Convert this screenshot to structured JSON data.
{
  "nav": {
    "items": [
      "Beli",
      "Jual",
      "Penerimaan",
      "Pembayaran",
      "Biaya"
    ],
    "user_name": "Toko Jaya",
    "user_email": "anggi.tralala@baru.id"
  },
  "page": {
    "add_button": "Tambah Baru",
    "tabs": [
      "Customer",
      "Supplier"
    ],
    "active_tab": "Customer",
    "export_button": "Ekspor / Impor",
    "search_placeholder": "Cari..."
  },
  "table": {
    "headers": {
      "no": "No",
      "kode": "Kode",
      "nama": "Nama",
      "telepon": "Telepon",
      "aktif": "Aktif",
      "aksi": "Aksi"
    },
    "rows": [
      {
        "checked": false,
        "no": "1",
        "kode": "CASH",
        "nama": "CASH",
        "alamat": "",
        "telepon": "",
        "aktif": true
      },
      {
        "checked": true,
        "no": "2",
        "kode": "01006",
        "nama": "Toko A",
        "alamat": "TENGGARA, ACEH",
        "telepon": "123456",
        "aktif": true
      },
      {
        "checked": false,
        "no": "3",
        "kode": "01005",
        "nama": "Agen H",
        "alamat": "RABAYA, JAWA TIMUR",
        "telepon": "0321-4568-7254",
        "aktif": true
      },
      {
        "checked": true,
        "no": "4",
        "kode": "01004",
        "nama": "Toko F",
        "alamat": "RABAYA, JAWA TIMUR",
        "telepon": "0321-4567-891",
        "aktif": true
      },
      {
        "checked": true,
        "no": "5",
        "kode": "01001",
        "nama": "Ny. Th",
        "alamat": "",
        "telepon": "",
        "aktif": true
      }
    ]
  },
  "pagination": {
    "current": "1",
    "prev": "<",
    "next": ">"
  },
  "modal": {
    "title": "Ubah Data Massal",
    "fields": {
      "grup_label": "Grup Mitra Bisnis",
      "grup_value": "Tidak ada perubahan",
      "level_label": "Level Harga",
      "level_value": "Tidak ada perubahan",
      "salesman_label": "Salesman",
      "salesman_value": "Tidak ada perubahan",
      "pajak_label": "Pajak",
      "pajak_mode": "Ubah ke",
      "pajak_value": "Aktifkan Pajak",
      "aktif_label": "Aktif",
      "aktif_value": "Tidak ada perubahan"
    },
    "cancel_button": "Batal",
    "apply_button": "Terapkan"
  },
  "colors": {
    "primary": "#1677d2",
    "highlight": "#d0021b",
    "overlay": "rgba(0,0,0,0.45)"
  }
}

§ §

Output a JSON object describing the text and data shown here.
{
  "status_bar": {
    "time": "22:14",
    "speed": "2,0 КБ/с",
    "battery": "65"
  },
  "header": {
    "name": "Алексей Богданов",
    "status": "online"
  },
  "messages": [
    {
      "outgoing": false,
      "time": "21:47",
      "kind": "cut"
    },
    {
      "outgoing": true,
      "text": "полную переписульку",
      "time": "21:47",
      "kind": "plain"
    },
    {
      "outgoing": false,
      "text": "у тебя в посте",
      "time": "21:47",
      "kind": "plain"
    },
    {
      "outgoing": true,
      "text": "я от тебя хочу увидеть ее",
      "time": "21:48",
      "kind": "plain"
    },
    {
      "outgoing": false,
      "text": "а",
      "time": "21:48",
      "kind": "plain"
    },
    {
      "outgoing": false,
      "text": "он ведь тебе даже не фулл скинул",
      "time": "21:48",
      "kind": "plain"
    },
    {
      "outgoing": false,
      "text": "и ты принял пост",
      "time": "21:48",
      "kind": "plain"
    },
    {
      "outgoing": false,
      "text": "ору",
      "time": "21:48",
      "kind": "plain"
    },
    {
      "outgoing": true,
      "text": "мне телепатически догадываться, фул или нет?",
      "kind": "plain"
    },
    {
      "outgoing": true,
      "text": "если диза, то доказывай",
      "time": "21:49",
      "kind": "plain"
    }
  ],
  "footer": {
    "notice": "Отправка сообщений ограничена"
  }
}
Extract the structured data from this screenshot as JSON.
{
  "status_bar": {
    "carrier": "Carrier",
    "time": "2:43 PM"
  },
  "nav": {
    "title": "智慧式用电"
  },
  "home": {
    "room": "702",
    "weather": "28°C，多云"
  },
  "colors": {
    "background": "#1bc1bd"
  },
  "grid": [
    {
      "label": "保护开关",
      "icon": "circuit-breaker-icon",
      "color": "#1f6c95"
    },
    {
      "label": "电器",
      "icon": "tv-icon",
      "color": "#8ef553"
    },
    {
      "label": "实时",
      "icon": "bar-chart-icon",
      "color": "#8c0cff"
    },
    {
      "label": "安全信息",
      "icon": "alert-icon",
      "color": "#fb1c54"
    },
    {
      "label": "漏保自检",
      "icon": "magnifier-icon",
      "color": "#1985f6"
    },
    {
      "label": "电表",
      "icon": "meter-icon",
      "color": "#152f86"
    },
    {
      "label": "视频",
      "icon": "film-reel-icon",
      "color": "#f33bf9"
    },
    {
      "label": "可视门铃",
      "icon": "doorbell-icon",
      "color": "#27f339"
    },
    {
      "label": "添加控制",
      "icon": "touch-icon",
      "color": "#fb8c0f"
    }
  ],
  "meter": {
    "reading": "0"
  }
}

§ §

TO DO
Scan the material above. Copy each line that holds the word "тебя".

WORKED SOLUTION
      "text": "у тебя в посте",
      "text": "я от тебя хочу увидеть ее",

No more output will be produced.